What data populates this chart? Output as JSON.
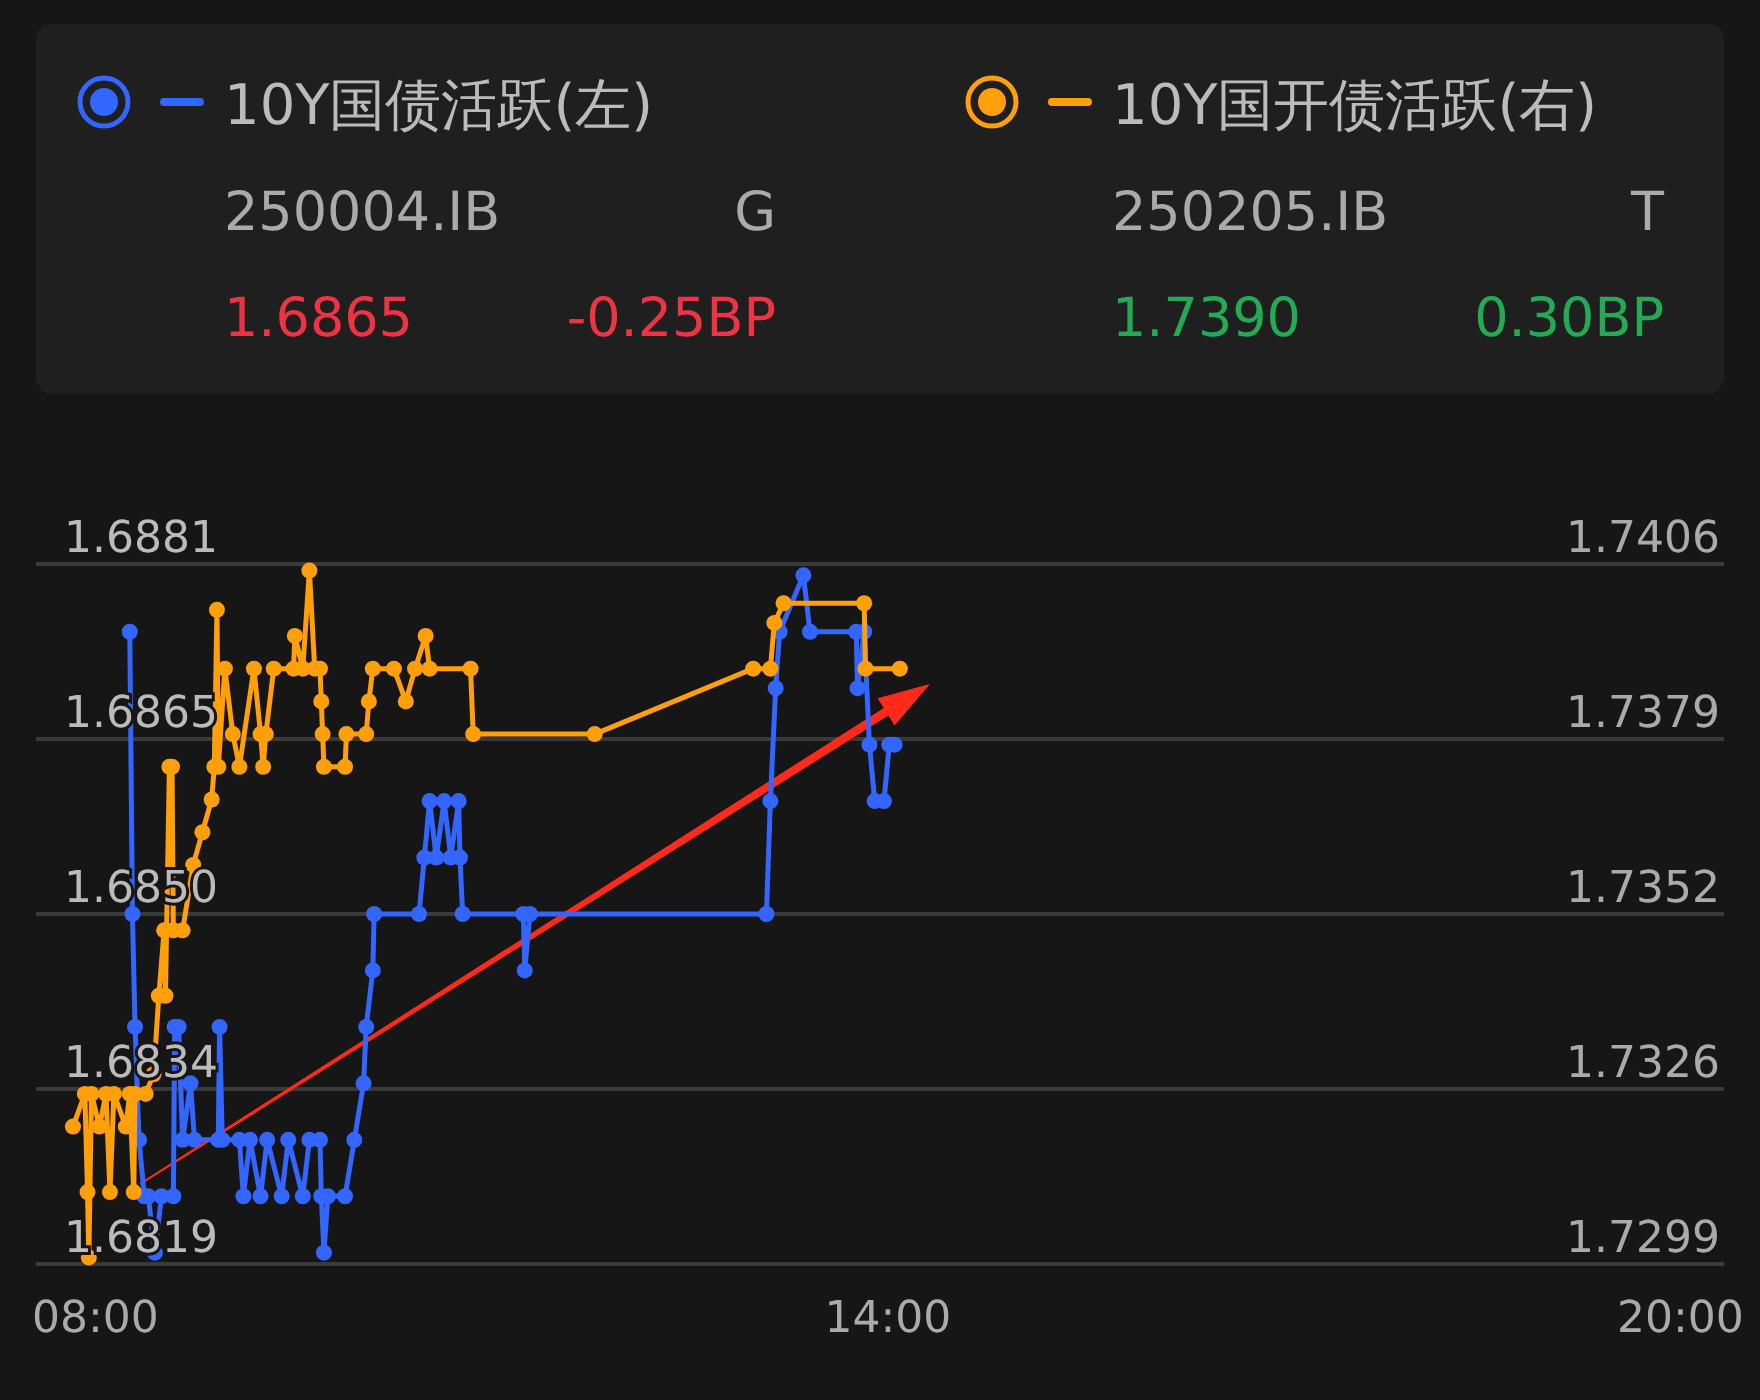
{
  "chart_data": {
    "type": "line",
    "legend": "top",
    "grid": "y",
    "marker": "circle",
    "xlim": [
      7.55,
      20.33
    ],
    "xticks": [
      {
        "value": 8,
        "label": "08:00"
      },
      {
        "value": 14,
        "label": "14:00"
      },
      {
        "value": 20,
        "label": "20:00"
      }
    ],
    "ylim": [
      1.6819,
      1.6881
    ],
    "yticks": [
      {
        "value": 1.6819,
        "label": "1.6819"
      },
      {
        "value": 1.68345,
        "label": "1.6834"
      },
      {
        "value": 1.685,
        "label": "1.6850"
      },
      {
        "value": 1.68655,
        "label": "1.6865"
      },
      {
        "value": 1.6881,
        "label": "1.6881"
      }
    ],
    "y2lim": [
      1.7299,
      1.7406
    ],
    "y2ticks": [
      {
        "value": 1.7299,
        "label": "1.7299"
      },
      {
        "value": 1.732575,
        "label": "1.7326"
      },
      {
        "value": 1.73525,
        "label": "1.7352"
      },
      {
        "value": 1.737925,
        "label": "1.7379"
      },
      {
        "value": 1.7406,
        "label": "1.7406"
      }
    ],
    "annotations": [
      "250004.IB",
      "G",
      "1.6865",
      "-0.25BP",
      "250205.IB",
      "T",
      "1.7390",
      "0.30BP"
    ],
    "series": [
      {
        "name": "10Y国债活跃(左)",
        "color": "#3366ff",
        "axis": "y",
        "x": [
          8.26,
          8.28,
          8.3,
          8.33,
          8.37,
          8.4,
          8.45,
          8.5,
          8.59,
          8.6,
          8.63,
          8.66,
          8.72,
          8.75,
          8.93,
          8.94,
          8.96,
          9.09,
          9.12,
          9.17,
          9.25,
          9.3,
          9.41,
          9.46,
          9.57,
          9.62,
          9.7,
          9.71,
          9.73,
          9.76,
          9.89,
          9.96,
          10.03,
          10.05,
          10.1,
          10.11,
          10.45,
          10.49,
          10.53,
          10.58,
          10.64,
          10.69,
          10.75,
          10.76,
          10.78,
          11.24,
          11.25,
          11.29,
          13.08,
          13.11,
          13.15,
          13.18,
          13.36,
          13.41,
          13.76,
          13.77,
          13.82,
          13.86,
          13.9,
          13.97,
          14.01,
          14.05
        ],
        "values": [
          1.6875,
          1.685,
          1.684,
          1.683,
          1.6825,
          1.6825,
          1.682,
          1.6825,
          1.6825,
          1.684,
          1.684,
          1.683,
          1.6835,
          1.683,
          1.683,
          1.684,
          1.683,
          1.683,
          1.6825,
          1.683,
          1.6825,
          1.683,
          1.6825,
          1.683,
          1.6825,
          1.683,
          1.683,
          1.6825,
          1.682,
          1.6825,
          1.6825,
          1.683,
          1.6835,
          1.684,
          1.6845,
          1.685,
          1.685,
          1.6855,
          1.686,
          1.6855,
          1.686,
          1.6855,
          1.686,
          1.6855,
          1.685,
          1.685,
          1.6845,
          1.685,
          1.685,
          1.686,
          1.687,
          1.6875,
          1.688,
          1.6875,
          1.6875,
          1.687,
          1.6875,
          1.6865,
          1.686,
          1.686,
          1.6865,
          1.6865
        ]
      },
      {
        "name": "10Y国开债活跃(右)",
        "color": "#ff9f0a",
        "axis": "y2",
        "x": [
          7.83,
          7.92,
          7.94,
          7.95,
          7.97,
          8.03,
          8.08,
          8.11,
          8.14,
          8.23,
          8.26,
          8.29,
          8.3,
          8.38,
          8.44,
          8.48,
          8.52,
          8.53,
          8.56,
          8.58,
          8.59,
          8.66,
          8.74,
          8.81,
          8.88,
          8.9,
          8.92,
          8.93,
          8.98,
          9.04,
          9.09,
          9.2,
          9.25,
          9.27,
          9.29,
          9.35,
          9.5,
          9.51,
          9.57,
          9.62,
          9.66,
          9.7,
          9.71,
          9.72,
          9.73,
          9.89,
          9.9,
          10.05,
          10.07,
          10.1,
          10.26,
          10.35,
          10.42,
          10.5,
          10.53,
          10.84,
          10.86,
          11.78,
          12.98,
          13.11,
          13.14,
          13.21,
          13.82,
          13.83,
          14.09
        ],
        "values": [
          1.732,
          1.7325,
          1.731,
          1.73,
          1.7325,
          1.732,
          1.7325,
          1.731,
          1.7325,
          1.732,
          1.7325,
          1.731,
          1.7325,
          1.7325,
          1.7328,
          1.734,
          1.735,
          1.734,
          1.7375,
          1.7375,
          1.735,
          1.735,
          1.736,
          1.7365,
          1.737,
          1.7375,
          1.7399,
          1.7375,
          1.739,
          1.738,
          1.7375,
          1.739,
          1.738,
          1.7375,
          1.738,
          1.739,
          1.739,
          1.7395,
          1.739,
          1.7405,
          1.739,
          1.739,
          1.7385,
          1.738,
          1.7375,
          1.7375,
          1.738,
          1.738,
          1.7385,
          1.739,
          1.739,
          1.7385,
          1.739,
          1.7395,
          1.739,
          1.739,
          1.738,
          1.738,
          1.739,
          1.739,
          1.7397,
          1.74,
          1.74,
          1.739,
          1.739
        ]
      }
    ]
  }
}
= = = = =
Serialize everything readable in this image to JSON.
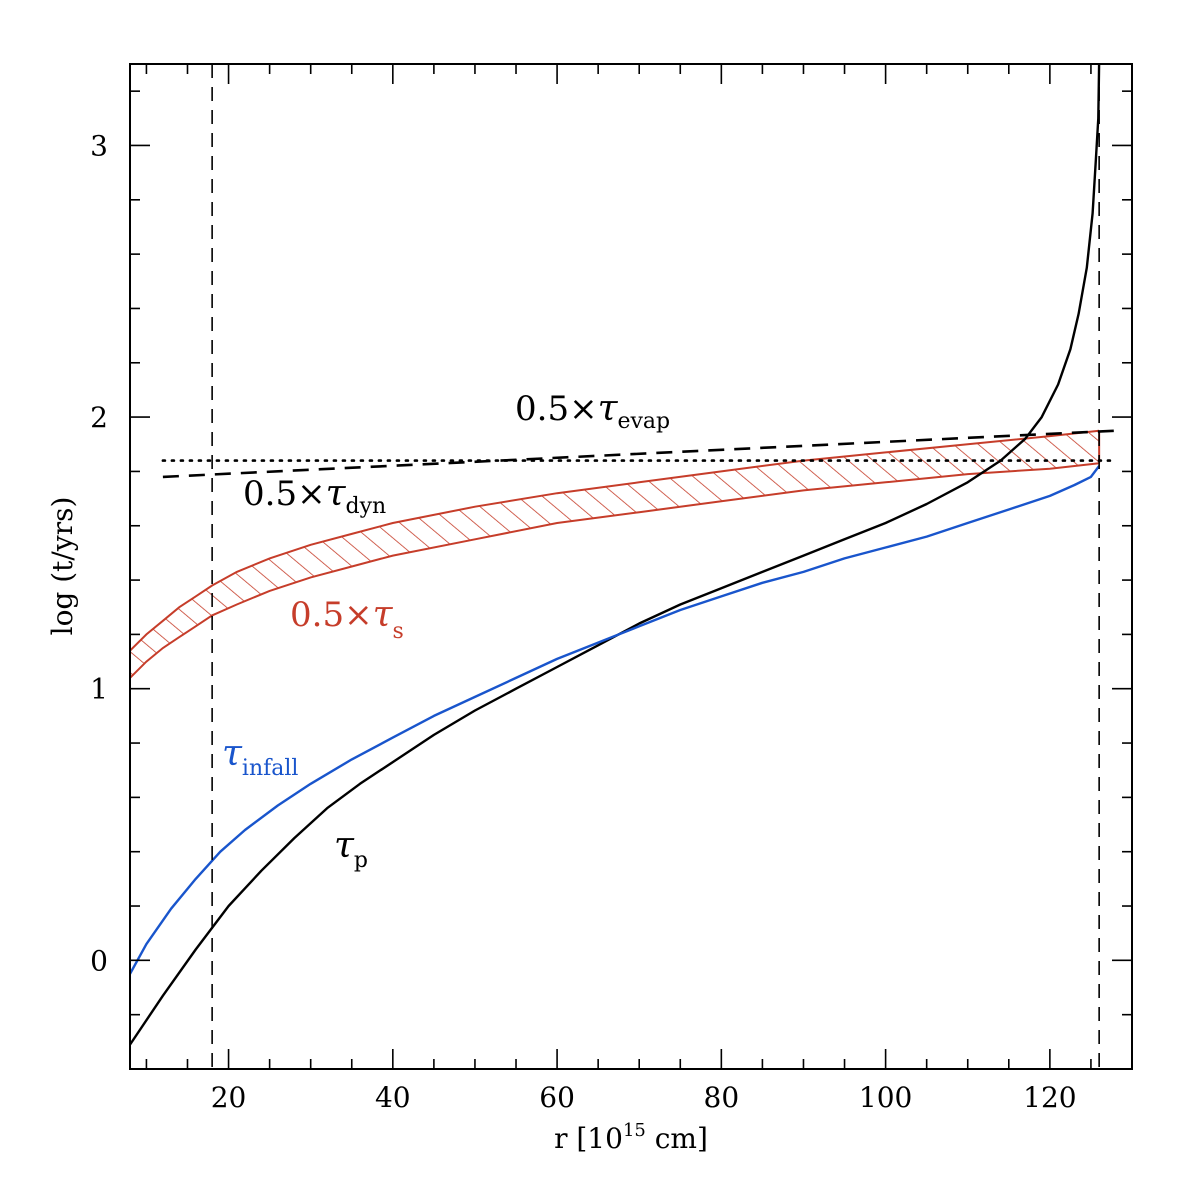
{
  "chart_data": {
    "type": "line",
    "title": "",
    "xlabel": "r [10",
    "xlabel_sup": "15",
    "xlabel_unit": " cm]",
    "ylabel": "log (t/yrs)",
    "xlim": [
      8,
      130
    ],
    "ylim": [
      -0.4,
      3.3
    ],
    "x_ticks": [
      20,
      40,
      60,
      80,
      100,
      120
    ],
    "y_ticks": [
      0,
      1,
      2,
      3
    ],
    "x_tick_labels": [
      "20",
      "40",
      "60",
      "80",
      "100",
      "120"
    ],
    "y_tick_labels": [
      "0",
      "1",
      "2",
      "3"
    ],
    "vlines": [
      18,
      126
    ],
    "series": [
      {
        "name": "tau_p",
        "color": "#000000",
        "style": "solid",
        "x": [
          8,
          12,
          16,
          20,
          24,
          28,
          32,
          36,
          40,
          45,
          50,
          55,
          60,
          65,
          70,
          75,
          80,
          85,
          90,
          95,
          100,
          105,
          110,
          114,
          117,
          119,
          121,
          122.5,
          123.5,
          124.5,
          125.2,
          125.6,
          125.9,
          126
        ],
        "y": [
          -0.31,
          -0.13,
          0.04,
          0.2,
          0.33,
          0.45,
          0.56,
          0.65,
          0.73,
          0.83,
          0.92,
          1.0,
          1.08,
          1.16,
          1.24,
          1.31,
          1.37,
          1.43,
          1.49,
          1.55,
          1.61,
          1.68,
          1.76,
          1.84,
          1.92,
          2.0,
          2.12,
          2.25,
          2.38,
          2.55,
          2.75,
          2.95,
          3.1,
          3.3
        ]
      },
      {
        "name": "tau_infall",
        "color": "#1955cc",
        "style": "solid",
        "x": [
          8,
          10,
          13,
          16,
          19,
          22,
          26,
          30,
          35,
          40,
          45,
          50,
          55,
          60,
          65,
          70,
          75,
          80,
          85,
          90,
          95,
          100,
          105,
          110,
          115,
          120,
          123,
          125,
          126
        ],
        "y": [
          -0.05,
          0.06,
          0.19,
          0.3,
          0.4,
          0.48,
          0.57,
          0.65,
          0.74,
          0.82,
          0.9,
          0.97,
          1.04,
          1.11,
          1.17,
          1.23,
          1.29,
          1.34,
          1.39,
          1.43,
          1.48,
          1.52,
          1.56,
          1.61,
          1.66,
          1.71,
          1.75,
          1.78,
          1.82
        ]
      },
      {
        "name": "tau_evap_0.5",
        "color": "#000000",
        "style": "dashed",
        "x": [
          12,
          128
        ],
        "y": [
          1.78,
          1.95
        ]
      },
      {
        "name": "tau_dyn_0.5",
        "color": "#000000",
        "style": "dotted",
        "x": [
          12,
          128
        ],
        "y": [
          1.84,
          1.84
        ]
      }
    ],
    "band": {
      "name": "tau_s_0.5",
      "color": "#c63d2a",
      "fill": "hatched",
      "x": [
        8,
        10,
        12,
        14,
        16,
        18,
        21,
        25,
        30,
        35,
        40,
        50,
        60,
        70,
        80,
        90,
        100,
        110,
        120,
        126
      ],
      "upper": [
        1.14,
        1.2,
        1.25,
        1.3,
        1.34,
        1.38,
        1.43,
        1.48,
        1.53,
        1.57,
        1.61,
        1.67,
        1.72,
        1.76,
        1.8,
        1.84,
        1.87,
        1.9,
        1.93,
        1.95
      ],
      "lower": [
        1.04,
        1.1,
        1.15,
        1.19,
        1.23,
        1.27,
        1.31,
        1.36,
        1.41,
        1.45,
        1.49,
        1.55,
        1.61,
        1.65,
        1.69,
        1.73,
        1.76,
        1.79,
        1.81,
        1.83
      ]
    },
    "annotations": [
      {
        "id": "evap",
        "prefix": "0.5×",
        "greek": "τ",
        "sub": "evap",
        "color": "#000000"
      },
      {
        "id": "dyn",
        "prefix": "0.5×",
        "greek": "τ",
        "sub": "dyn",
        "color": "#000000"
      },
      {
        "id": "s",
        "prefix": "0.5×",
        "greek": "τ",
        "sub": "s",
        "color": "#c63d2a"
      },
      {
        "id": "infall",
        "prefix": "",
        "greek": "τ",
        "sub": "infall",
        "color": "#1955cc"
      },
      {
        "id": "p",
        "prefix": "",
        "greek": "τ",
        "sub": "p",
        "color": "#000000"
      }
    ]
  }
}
= = = = =
-- REQUIREMENT --
Determine how many lines of the data contain the word "this", and reply with that number only.

-- THE OUTPUT --
2